REQUEST >>
Reproduce all of the data exactly.

(Records)
** Begin **
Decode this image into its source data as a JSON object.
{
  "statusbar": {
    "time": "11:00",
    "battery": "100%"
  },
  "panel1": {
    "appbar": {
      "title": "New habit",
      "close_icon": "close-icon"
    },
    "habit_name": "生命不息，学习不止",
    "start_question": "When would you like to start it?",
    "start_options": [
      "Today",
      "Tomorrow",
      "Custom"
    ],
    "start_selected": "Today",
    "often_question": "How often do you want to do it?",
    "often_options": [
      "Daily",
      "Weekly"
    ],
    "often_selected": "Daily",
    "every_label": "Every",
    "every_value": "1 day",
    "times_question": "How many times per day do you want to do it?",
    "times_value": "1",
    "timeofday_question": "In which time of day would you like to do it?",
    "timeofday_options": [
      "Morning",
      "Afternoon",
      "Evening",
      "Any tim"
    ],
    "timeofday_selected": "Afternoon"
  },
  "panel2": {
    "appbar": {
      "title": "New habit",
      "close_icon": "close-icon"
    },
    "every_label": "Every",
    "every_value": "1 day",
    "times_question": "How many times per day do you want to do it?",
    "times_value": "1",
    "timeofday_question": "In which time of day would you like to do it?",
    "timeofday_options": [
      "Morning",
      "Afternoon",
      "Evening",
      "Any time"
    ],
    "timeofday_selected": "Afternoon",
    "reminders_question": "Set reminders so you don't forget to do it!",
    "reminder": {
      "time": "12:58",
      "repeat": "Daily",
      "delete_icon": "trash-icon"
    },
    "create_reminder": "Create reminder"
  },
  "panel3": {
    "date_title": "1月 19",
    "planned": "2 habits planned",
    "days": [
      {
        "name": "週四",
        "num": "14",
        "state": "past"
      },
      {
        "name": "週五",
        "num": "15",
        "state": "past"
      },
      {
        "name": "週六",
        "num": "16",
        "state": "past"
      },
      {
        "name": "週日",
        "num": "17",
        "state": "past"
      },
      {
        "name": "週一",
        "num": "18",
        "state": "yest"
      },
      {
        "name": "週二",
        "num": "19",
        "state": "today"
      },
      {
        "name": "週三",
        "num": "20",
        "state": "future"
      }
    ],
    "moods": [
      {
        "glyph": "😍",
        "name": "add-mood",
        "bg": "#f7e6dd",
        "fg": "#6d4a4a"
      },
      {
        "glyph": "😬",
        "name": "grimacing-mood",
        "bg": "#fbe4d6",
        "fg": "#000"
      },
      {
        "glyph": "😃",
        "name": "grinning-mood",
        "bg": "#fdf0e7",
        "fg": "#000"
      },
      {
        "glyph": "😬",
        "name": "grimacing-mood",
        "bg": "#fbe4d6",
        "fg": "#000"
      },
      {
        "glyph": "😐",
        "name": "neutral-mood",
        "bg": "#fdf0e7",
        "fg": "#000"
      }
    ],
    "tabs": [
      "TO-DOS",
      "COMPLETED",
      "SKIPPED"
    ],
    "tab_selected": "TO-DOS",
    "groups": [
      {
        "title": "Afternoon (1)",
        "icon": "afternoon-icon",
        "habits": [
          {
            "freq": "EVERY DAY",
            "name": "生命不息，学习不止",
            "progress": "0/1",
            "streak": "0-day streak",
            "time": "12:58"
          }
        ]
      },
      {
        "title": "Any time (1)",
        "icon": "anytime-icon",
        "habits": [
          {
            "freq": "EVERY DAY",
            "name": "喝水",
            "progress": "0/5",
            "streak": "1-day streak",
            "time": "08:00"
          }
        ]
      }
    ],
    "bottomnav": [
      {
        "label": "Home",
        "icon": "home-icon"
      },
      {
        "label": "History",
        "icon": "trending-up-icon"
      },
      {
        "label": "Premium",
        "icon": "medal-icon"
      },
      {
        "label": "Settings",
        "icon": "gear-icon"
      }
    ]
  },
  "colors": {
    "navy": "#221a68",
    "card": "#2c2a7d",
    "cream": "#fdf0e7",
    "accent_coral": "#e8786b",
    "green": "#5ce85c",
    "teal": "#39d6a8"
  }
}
** End **
SOLUTION >>
Decode this image into its source data as a JSON object.
{
  "statusbar": {
    "time": "11:00",
    "battery": "100%"
  },
  "panel1": {
    "appbar": {
      "title": "New habit",
      "close_icon": "close-icon"
    },
    "habit_name": "生命不息，学习不止",
    "start_question": "When would you like to start it?",
    "start_options": [
      "Today",
      "Tomorrow",
      "Custom"
    ],
    "start_selected": "Today",
    "often_question": "How often do you want to do it?",
    "often_options": [
      "Daily",
      "Weekly"
    ],
    "often_selected": "Daily",
    "every_label": "Every",
    "every_value": "1 day",
    "times_question": "How many times per day do you want to do it?",
    "times_value": "1",
    "timeofday_question": "In which time of day would you like to do it?",
    "timeofday_options": [
      "Morning",
      "Afternoon",
      "Evening",
      "Any tim"
    ],
    "timeofday_selected": "Afternoon"
  },
  "panel2": {
    "appbar": {
      "title": "New habit",
      "close_icon": "close-icon"
    },
    "every_label": "Every",
    "every_value": "1 day",
    "times_question": "How many times per day do you want to do it?",
    "times_value": "1",
    "timeofday_question": "In which time of day would you like to do it?",
    "timeofday_options": [
      "Morning",
      "Afternoon",
      "Evening",
      "Any time"
    ],
    "timeofday_selected": "Afternoon",
    "reminders_question": "Set reminders so you don't forget to do it!",
    "reminder": {
      "time": "12:58",
      "repeat": "Daily",
      "delete_icon": "trash-icon"
    },
    "create_reminder": "Create reminder"
  },
  "panel3": {
    "date_title": "1月 19",
    "planned": "2 habits planned",
    "days": [
      {
        "name": "週四",
        "num": "14",
        "state": "past"
      },
      {
        "name": "週五",
        "num": "15",
        "state": "past"
      },
      {
        "name": "週六",
        "num": "16",
        "state": "past"
      },
      {
        "name": "週日",
        "num": "17",
        "state": "past"
      },
      {
        "name": "週一",
        "num": "18",
        "state": "yest"
      },
      {
        "name": "週二",
        "num": "19",
        "state": "today"
      },
      {
        "name": "週三",
        "num": "20",
        "state": "future"
      }
    ],
    "moods": [
      {
        "glyph": "😍",
        "name": "add-mood",
        "bg": "#f7e6dd",
        "fg": "#6d4a4a"
      },
      {
        "glyph": "😬",
        "name": "grimacing-mood",
        "bg": "#fbe4d6",
        "fg": "#000"
      },
      {
        "glyph": "😃",
        "name": "grinning-mood",
        "bg": "#fdf0e7",
        "fg": "#000"
      },
      {
        "glyph": "😬",
        "name": "grimacing-mood",
        "bg": "#fbe4d6",
        "fg": "#000"
      },
      {
        "glyph": "😐",
        "name": "neutral-mood",
        "bg": "#fdf0e7",
        "fg": "#000"
      }
    ],
    "tabs": [
      "TO-DOS",
      "COMPLETED",
      "SKIPPED"
    ],
    "tab_selected": "TO-DOS",
    "groups": [
      {
        "title": "Afternoon (1)",
        "icon": "afternoon-icon",
        "habits": [
          {
            "freq": "EVERY DAY",
            "name": "生命不息，学习不止",
            "progress": "0/1",
            "streak": "0-day streak",
            "time": "12:58"
          }
        ]
      },
      {
        "title": "Any time (1)",
        "icon": "anytime-icon",
        "habits": [
          {
            "freq": "EVERY DAY",
            "name": "喝水",
            "progress": "0/5",
            "streak": "1-day streak",
            "time": "08:00"
          }
        ]
      }
    ],
    "bottomnav": [
      {
        "label": "Home",
        "icon": "home-icon"
      },
      {
        "label": "History",
        "icon": "trending-up-icon"
      },
      {
        "label": "Premium",
        "icon": "medal-icon"
      },
      {
        "label": "Settings",
        "icon": "gear-icon"
      }
    ]
  },
  "colors": {
    "navy": "#221a68",
    "card": "#2c2a7d",
    "cream": "#fdf0e7",
    "accent_coral": "#e8786b",
    "green": "#5ce85c",
    "teal": "#39d6a8"
  }
}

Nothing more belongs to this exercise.